__Excerpted records__.
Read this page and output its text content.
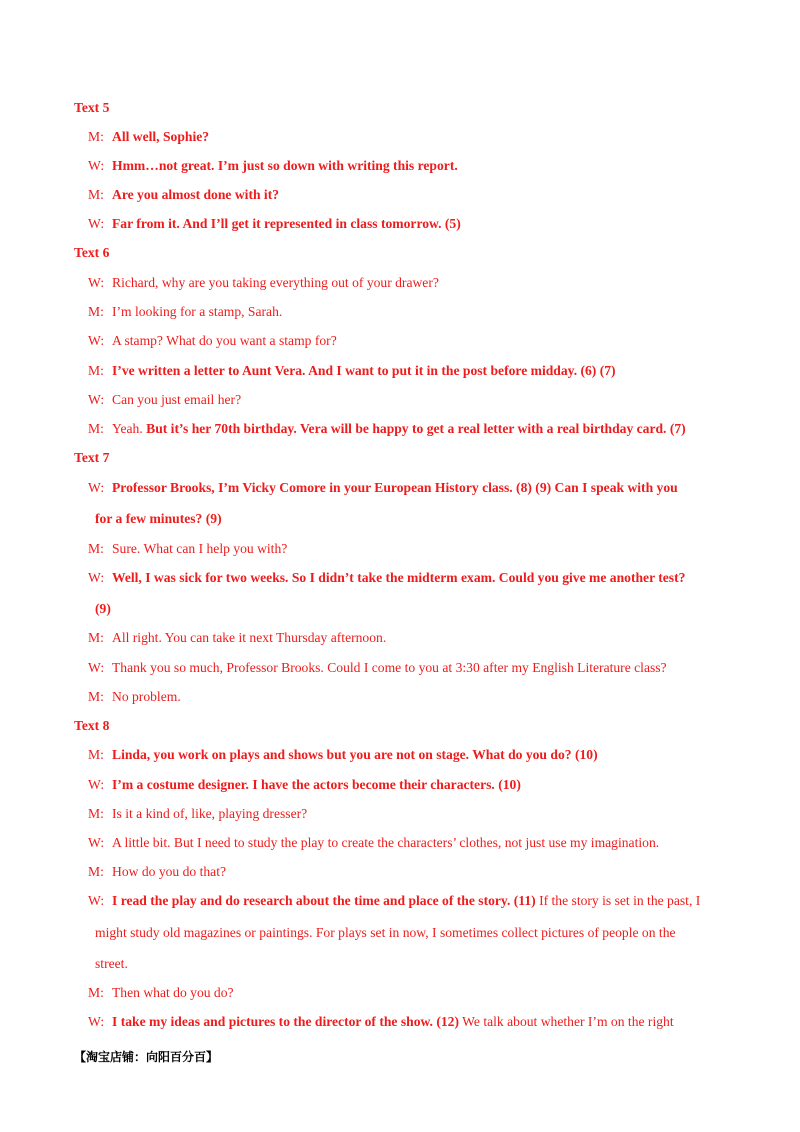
Text 5
M: All well, Sophie?
W: Hmm…not great. I’m just so down with writing this report.
M: Are you almost done with it?
W: Far from it. And I’ll get it represented in class tomorrow. (5)
Text 6
W: Richard, why are you taking everything out of your drawer?
M: I’m looking for a stamp, Sarah.
W: A stamp? What do you want a stamp for?
M: I’ve written a letter to Aunt Vera. And I want to put it in the post before midday. (6) (7)
W: Can you just email her?
M: Yeah. But it’s her 70th birthday. Vera will be happy to get a real letter with a real birthday card. (7)
Text 7
W: Professor Brooks, I’m Vicky Comore in your European History class. (8) (9) Can I speak with you
for a few minutes? (9)
M: Sure. What can I help you with?
W: Well, I was sick for two weeks. So I didn’t take the midterm exam. Could you give me another test?
(9)
M: All right. You can take it next Thursday afternoon.
W: Thank you so much, Professor Brooks. Could I come to you at 3:30 after my English Literature class?
M: No problem.
Text 8
M: Linda, you work on plays and shows but you are not on stage. What do you do? (10)
W: I’m a costume designer. I have the actors become their characters. (10)
M: Is it a kind of, like, playing dresser?
W: A little bit. But I need to study the play to create the characters’ clothes, not just use my imagination.
M: How do you do that?
W: I read the play and do research about the time and place of the story. (11) If the story is set in the past, I
might study old magazines or paintings. For plays set in now, I sometimes collect pictures of people on the
street.
M: Then what do you do?
W: I take my ideas and pictures to the director of the show. (12) We talk about whether I’m on the right
【淘宝店铺：向阳百分百】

__Work to complete__.
State the number of lines above that hold the string "class", with nothing added.

__Task result__.
3